## Start

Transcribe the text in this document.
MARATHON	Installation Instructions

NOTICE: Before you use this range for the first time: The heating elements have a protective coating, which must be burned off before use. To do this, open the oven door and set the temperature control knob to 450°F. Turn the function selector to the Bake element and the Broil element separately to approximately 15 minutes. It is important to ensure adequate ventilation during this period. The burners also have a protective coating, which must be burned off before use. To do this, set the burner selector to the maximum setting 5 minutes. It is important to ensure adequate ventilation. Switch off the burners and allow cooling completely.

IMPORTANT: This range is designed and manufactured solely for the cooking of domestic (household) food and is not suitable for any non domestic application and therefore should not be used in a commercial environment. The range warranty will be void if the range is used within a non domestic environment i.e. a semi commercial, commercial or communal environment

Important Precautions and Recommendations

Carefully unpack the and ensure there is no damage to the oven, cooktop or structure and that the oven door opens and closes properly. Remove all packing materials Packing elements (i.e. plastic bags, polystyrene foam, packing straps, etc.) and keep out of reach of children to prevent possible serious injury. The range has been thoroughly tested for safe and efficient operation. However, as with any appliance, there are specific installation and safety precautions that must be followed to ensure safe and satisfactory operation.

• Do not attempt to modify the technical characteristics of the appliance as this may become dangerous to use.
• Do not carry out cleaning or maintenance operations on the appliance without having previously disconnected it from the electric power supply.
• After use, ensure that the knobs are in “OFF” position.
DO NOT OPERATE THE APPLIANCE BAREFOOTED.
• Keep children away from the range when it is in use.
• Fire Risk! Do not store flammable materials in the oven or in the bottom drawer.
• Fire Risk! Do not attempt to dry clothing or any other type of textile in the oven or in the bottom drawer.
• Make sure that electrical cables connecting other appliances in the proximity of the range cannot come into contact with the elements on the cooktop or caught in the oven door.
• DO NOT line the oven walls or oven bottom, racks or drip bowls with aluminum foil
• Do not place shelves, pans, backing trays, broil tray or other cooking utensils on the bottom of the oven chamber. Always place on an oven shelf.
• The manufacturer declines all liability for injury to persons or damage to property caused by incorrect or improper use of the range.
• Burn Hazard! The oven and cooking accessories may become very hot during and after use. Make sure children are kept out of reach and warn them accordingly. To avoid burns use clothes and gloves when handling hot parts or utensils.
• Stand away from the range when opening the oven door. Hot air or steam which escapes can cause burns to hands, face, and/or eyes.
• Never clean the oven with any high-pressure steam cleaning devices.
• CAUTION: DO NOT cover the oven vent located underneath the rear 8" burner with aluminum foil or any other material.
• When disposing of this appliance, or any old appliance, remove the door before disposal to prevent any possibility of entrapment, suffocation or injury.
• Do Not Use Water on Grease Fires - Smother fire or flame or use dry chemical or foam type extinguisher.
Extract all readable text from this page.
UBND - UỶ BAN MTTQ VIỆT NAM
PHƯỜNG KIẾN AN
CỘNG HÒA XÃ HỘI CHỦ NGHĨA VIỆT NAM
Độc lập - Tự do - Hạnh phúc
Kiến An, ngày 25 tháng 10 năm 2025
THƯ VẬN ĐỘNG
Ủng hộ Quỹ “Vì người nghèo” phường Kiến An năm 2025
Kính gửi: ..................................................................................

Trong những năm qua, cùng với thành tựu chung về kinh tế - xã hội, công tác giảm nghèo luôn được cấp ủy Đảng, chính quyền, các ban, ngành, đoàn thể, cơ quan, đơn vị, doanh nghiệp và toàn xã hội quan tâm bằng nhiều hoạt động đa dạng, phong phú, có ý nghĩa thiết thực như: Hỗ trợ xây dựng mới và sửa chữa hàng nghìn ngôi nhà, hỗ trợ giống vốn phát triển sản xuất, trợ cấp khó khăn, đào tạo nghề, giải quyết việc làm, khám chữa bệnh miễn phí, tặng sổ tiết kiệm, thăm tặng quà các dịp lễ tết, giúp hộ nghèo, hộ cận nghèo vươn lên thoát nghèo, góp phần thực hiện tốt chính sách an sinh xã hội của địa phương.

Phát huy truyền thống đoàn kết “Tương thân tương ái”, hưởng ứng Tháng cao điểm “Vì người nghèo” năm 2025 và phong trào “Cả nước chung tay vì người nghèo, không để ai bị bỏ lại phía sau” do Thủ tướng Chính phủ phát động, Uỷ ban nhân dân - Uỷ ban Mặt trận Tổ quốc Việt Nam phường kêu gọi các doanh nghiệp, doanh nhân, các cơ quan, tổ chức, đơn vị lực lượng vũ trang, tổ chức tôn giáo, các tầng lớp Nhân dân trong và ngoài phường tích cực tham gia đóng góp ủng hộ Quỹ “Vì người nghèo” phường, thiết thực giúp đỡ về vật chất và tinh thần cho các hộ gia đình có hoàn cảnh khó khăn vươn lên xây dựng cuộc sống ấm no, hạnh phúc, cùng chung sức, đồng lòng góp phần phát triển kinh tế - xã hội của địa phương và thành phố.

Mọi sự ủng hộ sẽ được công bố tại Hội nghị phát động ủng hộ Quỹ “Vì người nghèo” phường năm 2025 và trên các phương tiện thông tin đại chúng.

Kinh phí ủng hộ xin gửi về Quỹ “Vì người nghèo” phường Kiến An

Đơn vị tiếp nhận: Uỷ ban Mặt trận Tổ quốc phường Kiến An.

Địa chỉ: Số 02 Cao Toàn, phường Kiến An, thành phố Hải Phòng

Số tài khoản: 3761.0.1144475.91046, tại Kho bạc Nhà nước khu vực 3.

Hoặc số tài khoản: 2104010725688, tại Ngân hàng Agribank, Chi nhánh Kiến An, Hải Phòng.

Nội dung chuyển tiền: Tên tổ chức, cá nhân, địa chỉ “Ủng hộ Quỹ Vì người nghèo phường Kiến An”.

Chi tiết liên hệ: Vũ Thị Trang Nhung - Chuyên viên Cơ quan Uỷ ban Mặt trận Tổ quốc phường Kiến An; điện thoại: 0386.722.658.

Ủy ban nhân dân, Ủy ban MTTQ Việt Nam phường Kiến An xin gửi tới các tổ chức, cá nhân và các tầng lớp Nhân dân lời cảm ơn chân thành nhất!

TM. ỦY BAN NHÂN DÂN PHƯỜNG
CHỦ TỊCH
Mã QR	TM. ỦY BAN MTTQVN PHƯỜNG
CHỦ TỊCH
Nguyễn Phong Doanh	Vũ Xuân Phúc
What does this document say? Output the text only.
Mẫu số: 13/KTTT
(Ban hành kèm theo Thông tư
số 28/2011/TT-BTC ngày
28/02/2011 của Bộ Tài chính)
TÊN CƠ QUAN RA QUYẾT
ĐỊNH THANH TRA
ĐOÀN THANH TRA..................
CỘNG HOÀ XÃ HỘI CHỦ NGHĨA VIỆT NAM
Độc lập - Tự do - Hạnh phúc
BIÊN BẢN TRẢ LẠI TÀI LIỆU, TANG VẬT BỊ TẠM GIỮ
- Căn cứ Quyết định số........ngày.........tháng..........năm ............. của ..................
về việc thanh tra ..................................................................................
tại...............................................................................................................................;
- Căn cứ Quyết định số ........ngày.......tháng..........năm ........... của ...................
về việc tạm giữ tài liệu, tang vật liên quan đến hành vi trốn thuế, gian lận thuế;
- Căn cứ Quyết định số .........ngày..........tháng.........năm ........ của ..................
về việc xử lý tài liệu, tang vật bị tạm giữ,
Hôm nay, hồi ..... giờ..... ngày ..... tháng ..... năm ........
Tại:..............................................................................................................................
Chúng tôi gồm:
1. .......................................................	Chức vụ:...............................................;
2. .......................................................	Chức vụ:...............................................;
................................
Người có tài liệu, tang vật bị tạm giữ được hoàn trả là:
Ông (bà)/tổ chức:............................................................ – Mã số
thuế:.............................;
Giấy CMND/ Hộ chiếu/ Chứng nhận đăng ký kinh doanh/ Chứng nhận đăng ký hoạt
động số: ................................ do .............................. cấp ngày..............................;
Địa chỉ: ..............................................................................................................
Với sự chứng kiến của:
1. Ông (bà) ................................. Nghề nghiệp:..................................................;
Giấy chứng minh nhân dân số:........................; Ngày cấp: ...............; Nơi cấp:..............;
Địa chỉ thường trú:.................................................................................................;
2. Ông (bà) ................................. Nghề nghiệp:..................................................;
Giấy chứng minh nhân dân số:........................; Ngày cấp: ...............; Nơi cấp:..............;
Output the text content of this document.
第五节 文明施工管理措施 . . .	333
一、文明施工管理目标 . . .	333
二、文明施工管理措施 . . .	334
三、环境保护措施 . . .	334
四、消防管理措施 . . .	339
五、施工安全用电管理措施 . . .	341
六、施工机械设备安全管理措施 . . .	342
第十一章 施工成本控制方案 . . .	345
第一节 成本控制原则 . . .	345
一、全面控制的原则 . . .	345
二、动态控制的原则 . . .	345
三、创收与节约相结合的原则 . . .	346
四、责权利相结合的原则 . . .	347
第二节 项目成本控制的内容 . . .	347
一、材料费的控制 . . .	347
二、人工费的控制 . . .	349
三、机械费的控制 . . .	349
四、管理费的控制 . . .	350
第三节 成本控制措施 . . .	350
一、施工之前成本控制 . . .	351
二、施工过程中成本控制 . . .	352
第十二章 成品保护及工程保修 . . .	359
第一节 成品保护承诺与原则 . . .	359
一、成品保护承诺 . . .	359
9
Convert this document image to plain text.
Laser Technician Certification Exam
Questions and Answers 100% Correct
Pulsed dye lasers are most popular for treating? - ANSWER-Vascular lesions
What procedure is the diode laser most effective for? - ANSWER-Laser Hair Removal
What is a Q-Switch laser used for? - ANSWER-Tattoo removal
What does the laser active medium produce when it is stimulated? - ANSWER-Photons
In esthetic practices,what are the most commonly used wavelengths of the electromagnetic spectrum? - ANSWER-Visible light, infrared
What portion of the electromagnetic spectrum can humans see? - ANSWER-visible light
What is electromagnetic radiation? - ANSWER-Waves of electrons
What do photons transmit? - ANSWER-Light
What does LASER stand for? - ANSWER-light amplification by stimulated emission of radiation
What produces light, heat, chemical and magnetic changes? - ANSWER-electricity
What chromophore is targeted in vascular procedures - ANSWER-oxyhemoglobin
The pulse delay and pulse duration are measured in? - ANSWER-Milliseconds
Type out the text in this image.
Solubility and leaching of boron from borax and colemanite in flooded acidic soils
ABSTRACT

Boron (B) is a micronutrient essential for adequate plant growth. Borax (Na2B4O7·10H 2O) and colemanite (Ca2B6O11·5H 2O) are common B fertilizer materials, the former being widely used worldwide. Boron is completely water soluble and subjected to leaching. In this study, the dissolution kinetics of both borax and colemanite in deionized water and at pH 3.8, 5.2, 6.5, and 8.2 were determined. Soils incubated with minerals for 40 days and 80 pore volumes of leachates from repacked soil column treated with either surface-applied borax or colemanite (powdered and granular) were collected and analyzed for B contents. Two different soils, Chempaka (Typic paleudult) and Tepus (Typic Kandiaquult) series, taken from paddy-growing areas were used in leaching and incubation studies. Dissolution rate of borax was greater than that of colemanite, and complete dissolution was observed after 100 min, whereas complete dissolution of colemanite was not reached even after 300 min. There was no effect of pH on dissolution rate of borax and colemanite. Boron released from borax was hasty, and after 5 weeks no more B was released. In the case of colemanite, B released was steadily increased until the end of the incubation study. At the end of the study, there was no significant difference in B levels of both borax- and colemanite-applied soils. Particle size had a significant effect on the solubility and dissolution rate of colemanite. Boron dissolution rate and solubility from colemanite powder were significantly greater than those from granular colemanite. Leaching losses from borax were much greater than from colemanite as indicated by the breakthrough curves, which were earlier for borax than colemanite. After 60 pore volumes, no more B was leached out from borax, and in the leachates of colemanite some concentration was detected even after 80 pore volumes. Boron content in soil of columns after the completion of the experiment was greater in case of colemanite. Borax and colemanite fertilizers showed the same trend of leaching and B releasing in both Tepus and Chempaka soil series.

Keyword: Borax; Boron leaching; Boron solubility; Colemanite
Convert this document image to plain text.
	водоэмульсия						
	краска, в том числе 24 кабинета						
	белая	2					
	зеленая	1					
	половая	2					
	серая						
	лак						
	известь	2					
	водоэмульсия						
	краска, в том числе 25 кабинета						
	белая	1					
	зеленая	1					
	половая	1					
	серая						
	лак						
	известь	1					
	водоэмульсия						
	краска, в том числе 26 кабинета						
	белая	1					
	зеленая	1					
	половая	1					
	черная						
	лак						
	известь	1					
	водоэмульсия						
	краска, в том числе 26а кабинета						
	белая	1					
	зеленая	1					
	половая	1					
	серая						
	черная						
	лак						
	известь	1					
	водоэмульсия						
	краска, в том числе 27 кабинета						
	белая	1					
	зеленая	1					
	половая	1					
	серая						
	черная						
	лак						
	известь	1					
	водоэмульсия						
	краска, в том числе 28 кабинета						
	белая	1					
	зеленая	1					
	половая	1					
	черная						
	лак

## End

The problem>
Check every line of the material for the string "thực" and give the number of lines that have it, without anything else.

Response below>
2